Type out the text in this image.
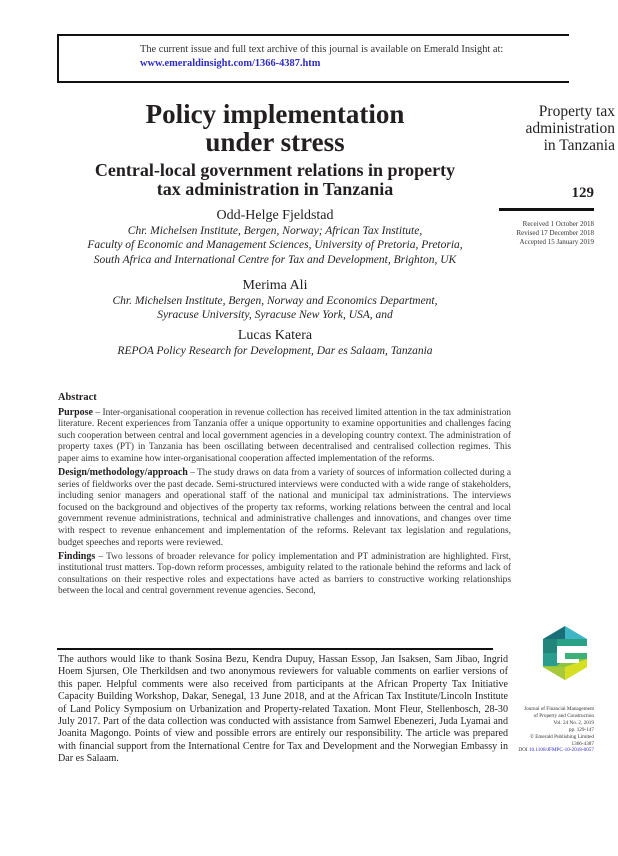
The current issue and full text archive of this journal is available on Emerald Insight at:
www.emeraldinsight.com/1366-4387.htm
Policy implementation
under stress
Central-local government relations in property
tax administration in Tanzania
Property tax
administration
in Tanzania
129
Received 1 October 2018
Revised 17 December 2018
Accepted 15 January 2019
Odd-Helge Fjeldstad
Chr. Michelsen Institute, Bergen, Norway; African Tax Institute,
Faculty of Economic and Management Sciences, University of Pretoria, Pretoria,
South Africa and International Centre for Tax and Development, Brighton, UK
Merima Ali
Chr. Michelsen Institute, Bergen, Norway and Economics Department,
Syracuse University, Syracuse New York, USA, and
Lucas Katera
REPOA Policy Research for Development, Dar es Salaam, Tanzania
Abstract

Purpose – Inter-organisational cooperation in revenue collection has received limited attention in the tax administration literature. Recent experiences from Tanzania offer a unique opportunity to examine opportunities and challenges facing such cooperation between central and local government agencies in a developing country context. The administration of property taxes (PT) in Tanzania has been oscillating between decentralised and centralised collection regimes. This paper aims to examine how inter-organisational cooperation affected implementation of the reforms.

Design/methodology/approach – The study draws on data from a variety of sources of information collected during a series of fieldworks over the past decade. Semi-structured interviews were conducted with a wide range of stakeholders, including senior managers and operational staff of the national and municipal tax administrations. The interviews focused on the background and objectives of the property tax reforms, working relations between the central and local government revenue administrations, technical and administrative challenges and innovations, and changes over time with respect to revenue enhancement and implementation of the reforms. Relevant tax legislation and regulations, budget speeches and reports were reviewed.

Findings – Two lessons of broader relevance for policy implementation and PT administration are highlighted. First, institutional trust matters. Top-down reform processes, ambiguity related to the rationale behind the reforms and lack of consultations on their respective roles and expectations have acted as barriers to constructive working relationships between the local and central government revenue agencies. Second,

The authors would like to thank Sosina Bezu, Kendra Dupuy, Hassan Essop, Jan Isaksen, Sam Jibao, Ingrid Hoem Sjursen, Ole Therkildsen and two anonymous reviewers for valuable comments on earlier versions of this paper. Helpful comments were also received from participants at the African Property Tax Initiative Capacity Building Workshop, Dakar, Senegal, 13 June 2018, and at the African Tax Institute/Lincoln Institute of Land Policy Symposium on Urbanization and Property-related Taxation. Mont Fleur, Stellenbosch, 28-30 July 2017. Part of the data collection was conducted with assistance from Samwel Ebenezeri, Juda Lyamai and Joanita Magongo. Points of view and possible errors are entirely our responsibility. The article was prepared with financial support from the International Centre for Tax and Development and the Norwegian Embassy in Dar es Salaam.
Journal of Financial Management
of Property and Construction
Vol. 24 No. 2, 2019
pp. 129-147
© Emerald Publishing Limited
1366-4387
DOI 10.1108/JFMPC-10-2018-0057
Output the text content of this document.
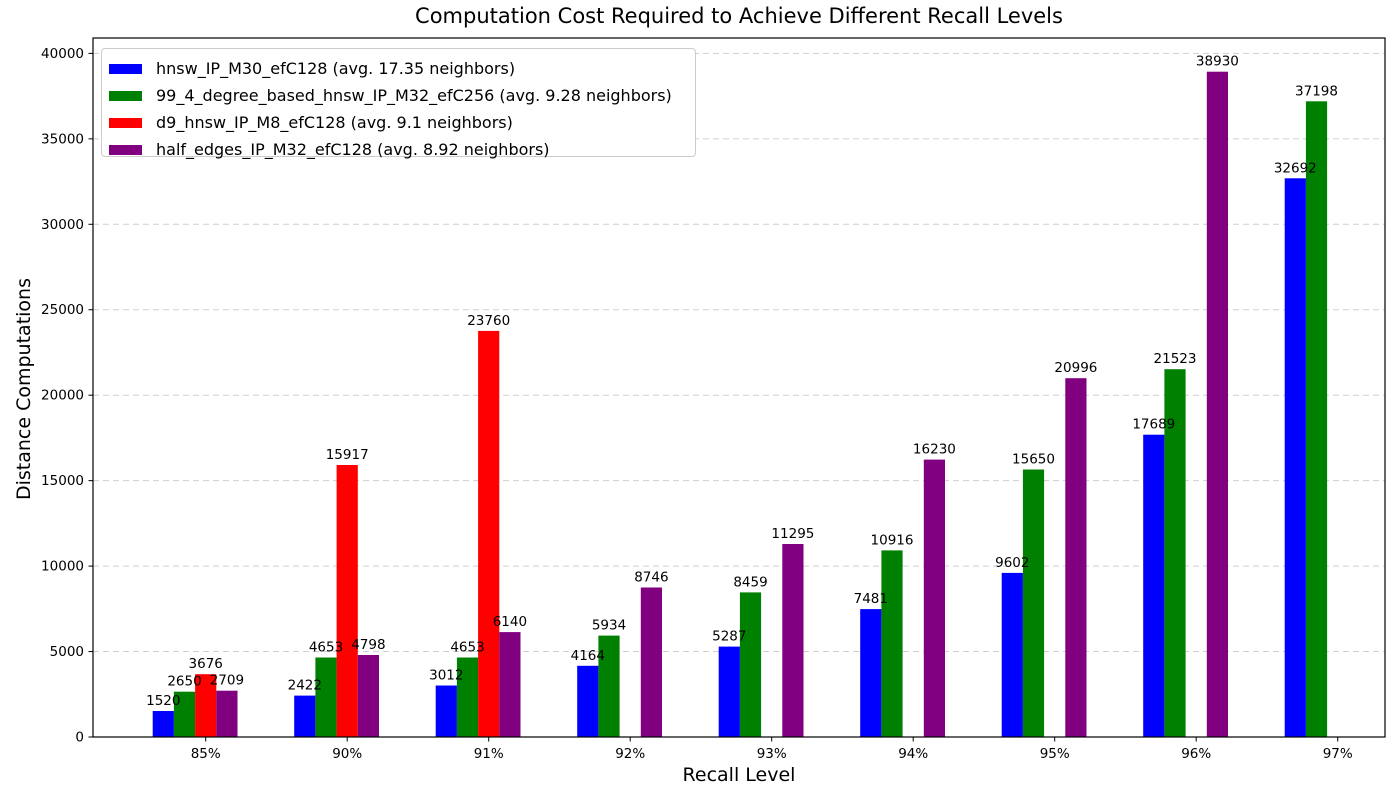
1520
2422
3012
4164
5287
7481
9602
17689
32692
2650
4653	4653
5934
8459
10916
15650
21523
37198
3676
15917
23760
2709
4798
6140
8746
11295
16230
20996
38930
0
5000
10000
15000
20000
25000
30000
35000
40000
85%	90%	91%	92%	93%	94%	95%	96%	97%
Computation Cost Required to Achieve Different Recall Levels
Recall Level
Distance Computations
hnsw_IP_M30_efC128 (avg. 17.35 neighbors)
99_4_degree_based_hnsw_IP_M32_efC256 (avg. 9.28 neighbors)
d9_hnsw_IP_M8_efC128 (avg. 9.1 neighbors)
half_edges_IP_M32_efC128 (avg. 8.92 neighbors)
* * *
[Instructions for the task] Gather each line that holds "Management".

[Task response]
Faculty of Economic and Management Sciences, University of Pretoria, Pretoria,
Journal of Financial Management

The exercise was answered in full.